» Description of the task:
Within the records below, find each line that holds the string "Receiving", then copy it.

Dataset listings of figures
++++++++++
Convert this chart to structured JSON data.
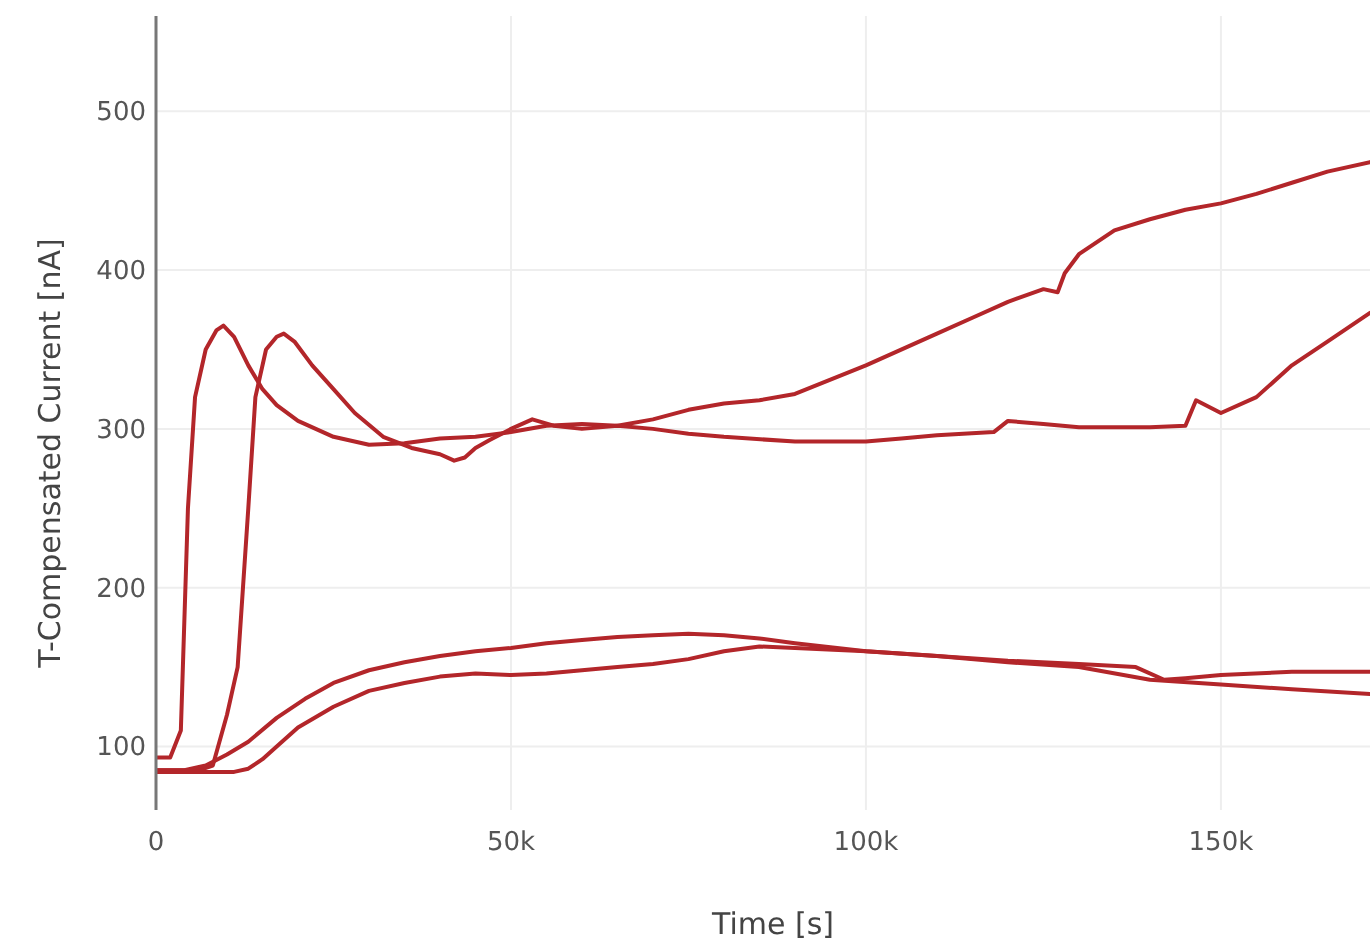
{
  "chart_data": {
    "type": "line",
    "xlabel": "Time [s]",
    "ylabel": "T-Compensated Current [nA]",
    "xlim": [
      0,
      171000
    ],
    "ylim": [
      60,
      560
    ],
    "xticks": [
      0,
      {
        "value": 50000,
        "label": "50k"
      },
      {
        "value": 100000,
        "label": "100k"
      },
      {
        "value": 150000,
        "label": "150k"
      }
    ],
    "yticks": [
      100,
      200,
      300,
      400,
      500
    ],
    "grid": true,
    "marker": "none",
    "line_style": "solid",
    "series": [
      {
        "color": "#b3262a",
        "x": [
          0,
          2000,
          3500,
          4500,
          5500,
          7000,
          8500,
          9500,
          11000,
          13000,
          15000,
          17000,
          20000,
          25000,
          30000,
          35000,
          40000,
          45000,
          50000,
          55000,
          60000,
          65000,
          70000,
          75000,
          80000,
          85000,
          90000,
          100000,
          110000,
          115000,
          120000,
          125000,
          127000,
          128000,
          130000,
          135000,
          140000,
          145000,
          150000,
          155000,
          160000,
          165000,
          171000
        ],
        "values": [
          93,
          93,
          110,
          250,
          320,
          350,
          362,
          365,
          358,
          340,
          325,
          315,
          305,
          295,
          290,
          291,
          294,
          295,
          298,
          302,
          303,
          302,
          306,
          312,
          316,
          318,
          322,
          340,
          360,
          370,
          380,
          388,
          386,
          398,
          410,
          425,
          432,
          438,
          442,
          448,
          455,
          462,
          468
        ]
      },
      {
        "color": "#b3262a",
        "x": [
          0,
          6000,
          8000,
          10000,
          11500,
          13000,
          14000,
          15500,
          17000,
          18000,
          19500,
          22000,
          25000,
          28000,
          32000,
          36000,
          40000,
          42000,
          43500,
          45000,
          47000,
          50000,
          53000,
          56000,
          60000,
          65000,
          70000,
          75000,
          80000,
          90000,
          100000,
          105000,
          110000,
          118000,
          120000,
          125000,
          130000,
          140000,
          145000,
          146500,
          150000,
          155000,
          160000,
          165000,
          171000
        ],
        "values": [
          85,
          85,
          88,
          120,
          150,
          250,
          320,
          350,
          358,
          360,
          355,
          340,
          325,
          310,
          295,
          288,
          284,
          280,
          282,
          288,
          293,
          300,
          306,
          302,
          300,
          302,
          300,
          297,
          295,
          292,
          292,
          294,
          296,
          298,
          305,
          303,
          301,
          301,
          302,
          318,
          310,
          320,
          340,
          355,
          373
        ]
      },
      {
        "color": "#b3262a",
        "x": [
          0,
          4000,
          7000,
          10000,
          13000,
          17000,
          21000,
          25000,
          30000,
          35000,
          40000,
          45000,
          50000,
          55000,
          60000,
          65000,
          70000,
          75000,
          80000,
          85000,
          90000,
          100000,
          110000,
          120000,
          130000,
          140000,
          150000,
          160000,
          171000
        ],
        "values": [
          85,
          85,
          88,
          95,
          103,
          118,
          130,
          140,
          148,
          153,
          157,
          160,
          162,
          165,
          167,
          169,
          170,
          171,
          170,
          168,
          165,
          160,
          157,
          153,
          150,
          142,
          139,
          136,
          133
        ]
      },
      {
        "color": "#b3262a",
        "x": [
          0,
          8000,
          11000,
          13000,
          15000,
          17000,
          20000,
          25000,
          30000,
          35000,
          40000,
          45000,
          50000,
          55000,
          60000,
          65000,
          70000,
          75000,
          80000,
          85000,
          90000,
          100000,
          110000,
          120000,
          130000,
          138000,
          142000,
          145000,
          150000,
          160000,
          171000
        ],
        "values": [
          84,
          84,
          84,
          86,
          92,
          100,
          112,
          125,
          135,
          140,
          144,
          146,
          145,
          146,
          148,
          150,
          152,
          155,
          160,
          163,
          162,
          160,
          157,
          154,
          152,
          150,
          142,
          143,
          145,
          147,
          147
        ]
      }
    ]
  }
}
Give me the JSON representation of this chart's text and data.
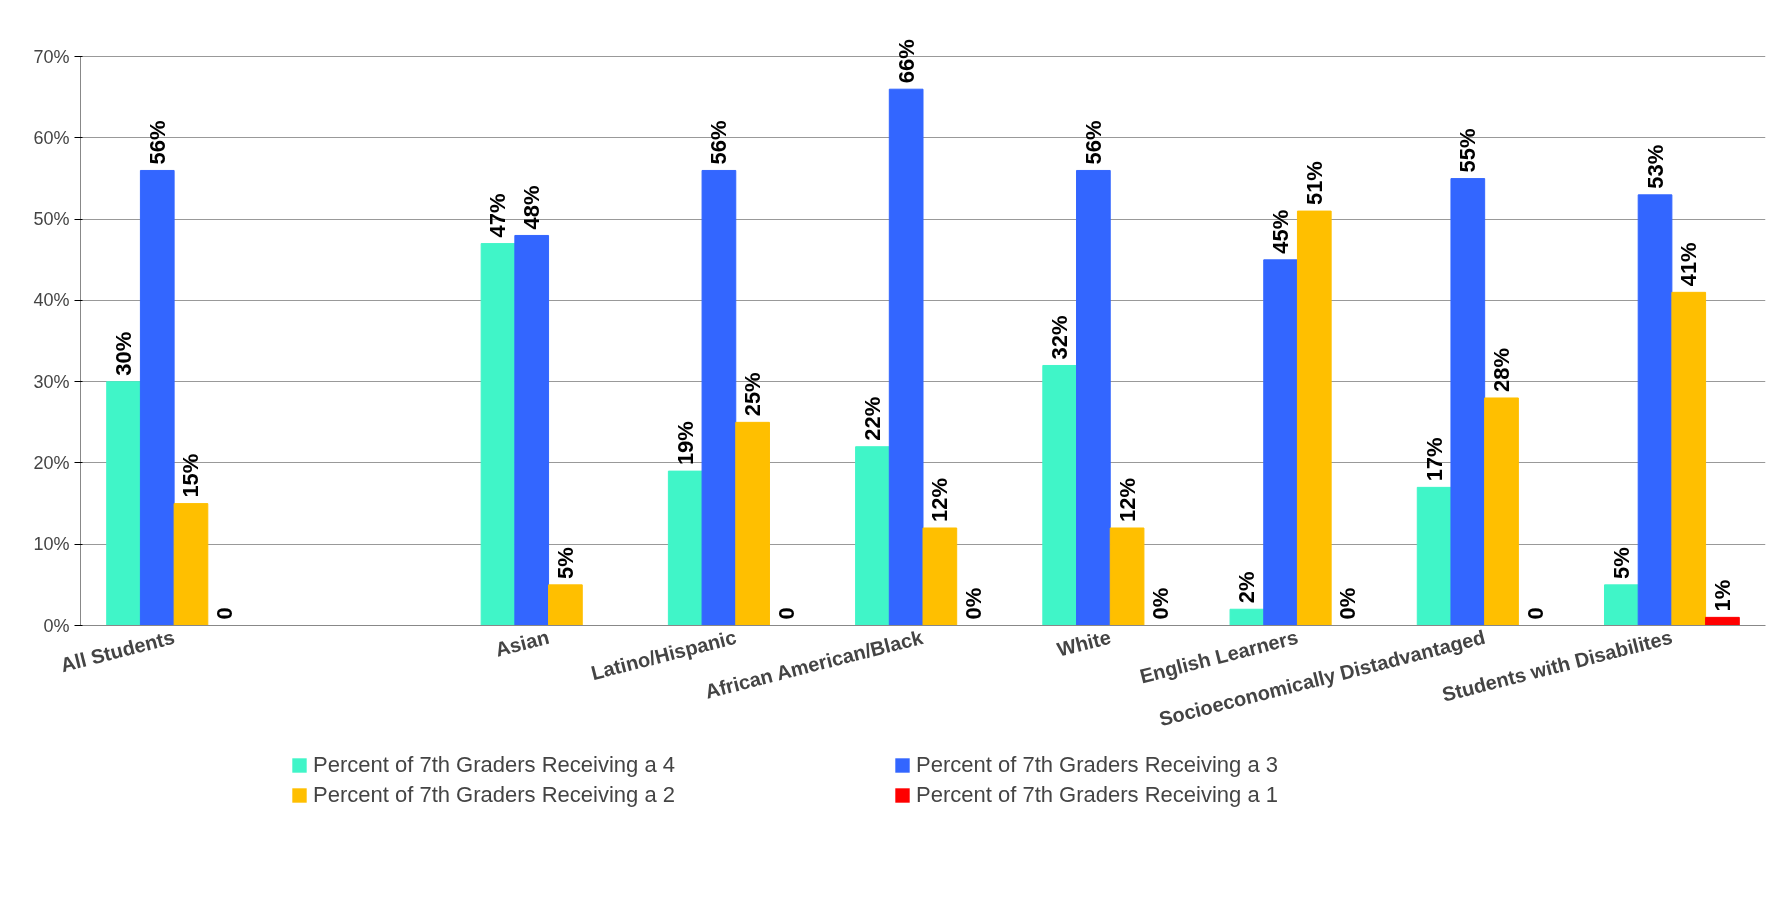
{
  "chart_data": {
    "type": "bar",
    "categories": [
      "All Students",
      null,
      "Asian",
      "Latino/Hispanic",
      "African American/Black",
      "White",
      "English Learners",
      "Socioeconomically Distadvantaged",
      "Students with Disabilites"
    ],
    "series": [
      {
        "name": "Percent of 7th Graders Receiving a 4",
        "color": "#40f5c8",
        "values": [
          30,
          null,
          47,
          19,
          22,
          32,
          2,
          17,
          5
        ],
        "value_labels": [
          "30%",
          null,
          "47%",
          "19%",
          "22%",
          "32%",
          "2%",
          "17%",
          "5%"
        ]
      },
      {
        "name": "Percent of 7th Graders Receiving a 3",
        "color": "#3366ff",
        "values": [
          56,
          null,
          48,
          56,
          66,
          56,
          45,
          55,
          53
        ],
        "value_labels": [
          "56%",
          null,
          "48%",
          "56%",
          "66%",
          "56%",
          "45%",
          "55%",
          "53%"
        ]
      },
      {
        "name": "Percent of 7th Graders Receiving a 2",
        "color": "#ffbf00",
        "values": [
          15,
          null,
          5,
          25,
          12,
          12,
          51,
          28,
          41
        ],
        "value_labels": [
          "15%",
          null,
          "5%",
          "25%",
          "12%",
          "12%",
          "51%",
          "28%",
          "41%"
        ]
      },
      {
        "name": "Percent of 7th Graders Receiving a 1",
        "color": "#ff0000",
        "values": [
          0,
          null,
          null,
          0,
          0,
          0,
          0,
          0,
          1
        ],
        "value_labels": [
          "0",
          null,
          null,
          "0",
          "0%",
          "0%",
          "0%",
          "0",
          "1%"
        ]
      }
    ],
    "ylim": [
      0,
      70
    ],
    "yticks": [
      {
        "value": 0,
        "label": "0%"
      },
      {
        "value": 10,
        "label": "10%"
      },
      {
        "value": 20,
        "label": "20%"
      },
      {
        "value": 30,
        "label": "30%"
      },
      {
        "value": 40,
        "label": "40%"
      },
      {
        "value": 50,
        "label": "50%"
      },
      {
        "value": 60,
        "label": "60%"
      },
      {
        "value": 70,
        "label": "70%"
      }
    ],
    "grid": "y",
    "legend": "bottom"
  }
}
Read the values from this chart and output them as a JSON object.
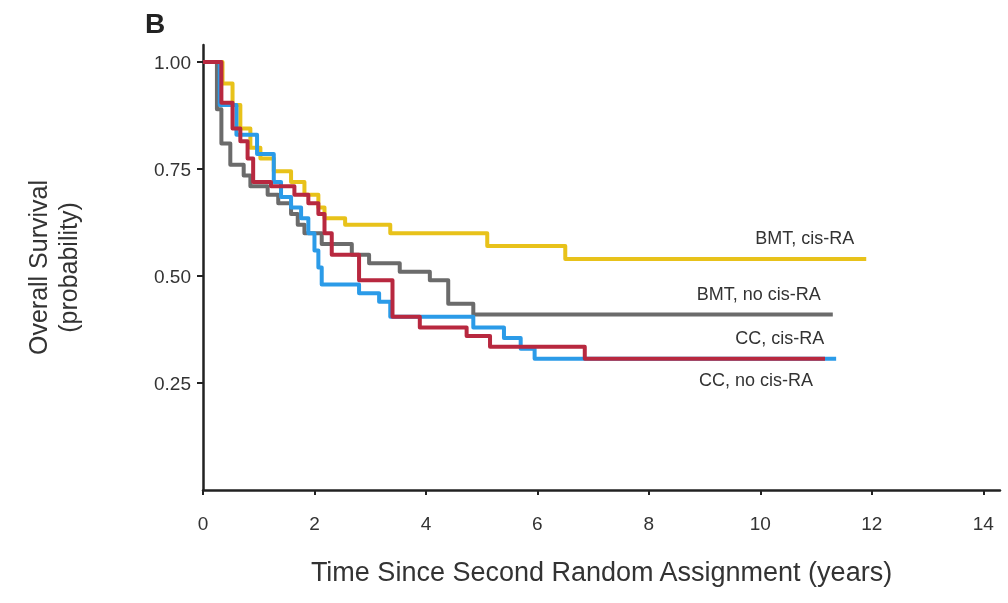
{
  "chart_data": {
    "type": "step",
    "title": "B",
    "xlabel": "Time Since Second Random Assignment (years)",
    "ylabel": "Overall Survival\n(probability)",
    "xlim": [
      0,
      14.3
    ],
    "ylim": [
      0,
      1.04
    ],
    "xticks": [
      0,
      2,
      4,
      6,
      8,
      10,
      12,
      14
    ],
    "yticks": [
      {
        "value": 0.25,
        "label": "0.25"
      },
      {
        "value": 0.5,
        "label": "0.50"
      },
      {
        "value": 0.75,
        "label": "0.75"
      },
      {
        "value": 1.0,
        "label": "1.00"
      }
    ],
    "grid": false,
    "legend": false,
    "series": [
      {
        "name": "BMT, cis-RA",
        "color": "#e8c21a",
        "x": [
          0,
          0.35,
          0.53,
          0.67,
          0.85,
          1.03,
          1.27,
          1.58,
          1.82,
          2.07,
          2.18,
          2.55,
          3.36,
          5.1,
          6.5,
          11.9
        ],
        "values": [
          1.0,
          0.95,
          0.9,
          0.845,
          0.8,
          0.775,
          0.745,
          0.72,
          0.69,
          0.66,
          0.635,
          0.62,
          0.6,
          0.57,
          0.54,
          0.54
        ]
      },
      {
        "name": "BMT, no cis-RA",
        "color": "#6b6b6b",
        "x": [
          0,
          0.25,
          0.33,
          0.49,
          0.73,
          0.85,
          1.16,
          1.35,
          1.58,
          1.7,
          1.82,
          2.13,
          2.67,
          2.98,
          3.53,
          4.07,
          4.4,
          4.85,
          11.3
        ],
        "values": [
          1.0,
          0.89,
          0.81,
          0.76,
          0.735,
          0.71,
          0.69,
          0.67,
          0.645,
          0.62,
          0.6,
          0.575,
          0.55,
          0.53,
          0.51,
          0.49,
          0.435,
          0.41,
          0.41
        ]
      },
      {
        "name": "CC, cis-RA",
        "color": "#2b9be8",
        "x": [
          0,
          0.3,
          0.6,
          0.97,
          1.27,
          1.4,
          1.58,
          1.76,
          1.89,
          2.0,
          2.07,
          2.13,
          2.8,
          3.16,
          3.36,
          4.85,
          5.4,
          5.7,
          5.95,
          11.36
        ],
        "values": [
          1.0,
          0.9,
          0.83,
          0.785,
          0.72,
          0.685,
          0.66,
          0.635,
          0.6,
          0.56,
          0.52,
          0.48,
          0.46,
          0.44,
          0.405,
          0.38,
          0.355,
          0.33,
          0.307,
          0.307
        ]
      },
      {
        "name": "CC, no cis-RA",
        "color": "#b8283f",
        "x": [
          0,
          0.33,
          0.53,
          0.67,
          0.8,
          0.9,
          1.22,
          1.64,
          1.89,
          2.07,
          2.18,
          2.31,
          2.8,
          3.4,
          3.89,
          4.73,
          5.15,
          6.85,
          11.16
        ],
        "values": [
          1.0,
          0.905,
          0.845,
          0.815,
          0.775,
          0.72,
          0.71,
          0.69,
          0.67,
          0.645,
          0.6,
          0.55,
          0.49,
          0.405,
          0.38,
          0.36,
          0.335,
          0.307,
          0.307
        ]
      }
    ]
  }
}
++++++++++
» Output for this exercise:
        "name": "Percent of 7th Graders Receiving a 4",
        "name": "Percent of 7th Graders Receiving a 3",
        "name": "Percent of 7th Graders Receiving a 2",
        "name": "Percent of 7th Graders Receiving a 1",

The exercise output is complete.